GIVEN PROBLEM: Find the lines below that contain the string "ylabel". Copy each one.
------ SUPPLIED RECORDS
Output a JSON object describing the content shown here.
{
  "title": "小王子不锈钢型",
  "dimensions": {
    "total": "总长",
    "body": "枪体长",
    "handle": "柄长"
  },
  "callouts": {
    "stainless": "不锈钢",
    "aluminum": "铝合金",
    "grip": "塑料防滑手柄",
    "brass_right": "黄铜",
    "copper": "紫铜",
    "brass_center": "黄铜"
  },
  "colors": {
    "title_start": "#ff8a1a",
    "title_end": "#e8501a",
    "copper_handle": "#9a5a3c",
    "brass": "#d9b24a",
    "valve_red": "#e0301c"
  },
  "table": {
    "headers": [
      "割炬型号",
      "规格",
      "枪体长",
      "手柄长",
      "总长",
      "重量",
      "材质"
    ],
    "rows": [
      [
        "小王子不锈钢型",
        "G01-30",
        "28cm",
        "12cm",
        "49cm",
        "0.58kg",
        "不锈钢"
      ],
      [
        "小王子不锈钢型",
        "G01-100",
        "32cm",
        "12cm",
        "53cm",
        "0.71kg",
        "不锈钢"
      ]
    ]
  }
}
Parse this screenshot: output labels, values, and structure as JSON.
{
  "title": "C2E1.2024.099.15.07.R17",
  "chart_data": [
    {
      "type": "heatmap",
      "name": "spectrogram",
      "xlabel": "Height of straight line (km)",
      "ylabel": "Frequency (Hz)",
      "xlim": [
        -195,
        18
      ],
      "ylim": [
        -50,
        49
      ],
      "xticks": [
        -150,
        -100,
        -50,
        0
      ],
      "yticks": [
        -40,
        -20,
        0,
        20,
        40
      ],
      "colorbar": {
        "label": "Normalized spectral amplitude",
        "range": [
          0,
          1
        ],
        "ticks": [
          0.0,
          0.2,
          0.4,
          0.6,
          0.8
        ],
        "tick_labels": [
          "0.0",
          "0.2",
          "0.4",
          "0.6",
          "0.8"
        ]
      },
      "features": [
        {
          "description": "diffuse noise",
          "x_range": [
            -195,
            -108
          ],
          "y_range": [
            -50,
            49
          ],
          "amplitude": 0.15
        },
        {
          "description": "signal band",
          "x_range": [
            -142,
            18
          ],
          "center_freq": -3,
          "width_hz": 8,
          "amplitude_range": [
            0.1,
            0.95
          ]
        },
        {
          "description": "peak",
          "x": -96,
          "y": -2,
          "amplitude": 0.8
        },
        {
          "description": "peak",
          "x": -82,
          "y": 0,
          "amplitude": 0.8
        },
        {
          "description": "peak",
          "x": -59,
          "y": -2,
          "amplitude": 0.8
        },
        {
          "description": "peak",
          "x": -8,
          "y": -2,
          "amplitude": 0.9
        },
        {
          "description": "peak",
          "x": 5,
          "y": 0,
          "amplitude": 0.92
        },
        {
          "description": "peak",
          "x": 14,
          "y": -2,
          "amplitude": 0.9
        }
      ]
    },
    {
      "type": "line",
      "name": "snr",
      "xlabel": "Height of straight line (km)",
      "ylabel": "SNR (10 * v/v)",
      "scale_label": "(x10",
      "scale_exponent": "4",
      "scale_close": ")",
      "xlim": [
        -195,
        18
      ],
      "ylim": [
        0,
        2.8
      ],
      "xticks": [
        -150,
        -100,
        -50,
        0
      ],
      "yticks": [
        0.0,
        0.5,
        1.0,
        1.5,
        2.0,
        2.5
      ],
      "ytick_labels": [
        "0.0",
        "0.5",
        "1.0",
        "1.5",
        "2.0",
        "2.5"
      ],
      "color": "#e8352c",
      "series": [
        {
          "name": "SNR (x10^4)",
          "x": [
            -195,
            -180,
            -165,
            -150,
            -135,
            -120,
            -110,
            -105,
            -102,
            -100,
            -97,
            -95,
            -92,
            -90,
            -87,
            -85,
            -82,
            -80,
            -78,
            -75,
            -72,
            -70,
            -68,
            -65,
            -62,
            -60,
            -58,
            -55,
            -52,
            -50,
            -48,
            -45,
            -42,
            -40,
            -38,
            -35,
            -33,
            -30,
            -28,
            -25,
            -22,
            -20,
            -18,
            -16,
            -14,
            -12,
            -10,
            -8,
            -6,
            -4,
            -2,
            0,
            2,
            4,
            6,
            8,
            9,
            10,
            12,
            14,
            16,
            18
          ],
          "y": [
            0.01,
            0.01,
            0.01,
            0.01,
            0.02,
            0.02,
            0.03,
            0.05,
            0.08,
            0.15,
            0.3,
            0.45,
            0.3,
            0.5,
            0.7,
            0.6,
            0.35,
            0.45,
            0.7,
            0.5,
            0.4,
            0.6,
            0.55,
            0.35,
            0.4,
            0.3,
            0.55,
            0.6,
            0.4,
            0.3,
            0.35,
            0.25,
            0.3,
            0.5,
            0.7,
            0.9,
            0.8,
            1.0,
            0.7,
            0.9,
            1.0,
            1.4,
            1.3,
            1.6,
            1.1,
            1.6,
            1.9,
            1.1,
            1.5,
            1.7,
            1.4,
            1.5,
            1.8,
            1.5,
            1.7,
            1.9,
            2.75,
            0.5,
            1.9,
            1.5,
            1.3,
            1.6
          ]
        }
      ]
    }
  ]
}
------------
CORRECT OUTPUT:
      "ylabel": "Frequency (Hz)",
      "ylabel": "SNR (10 * v/v)",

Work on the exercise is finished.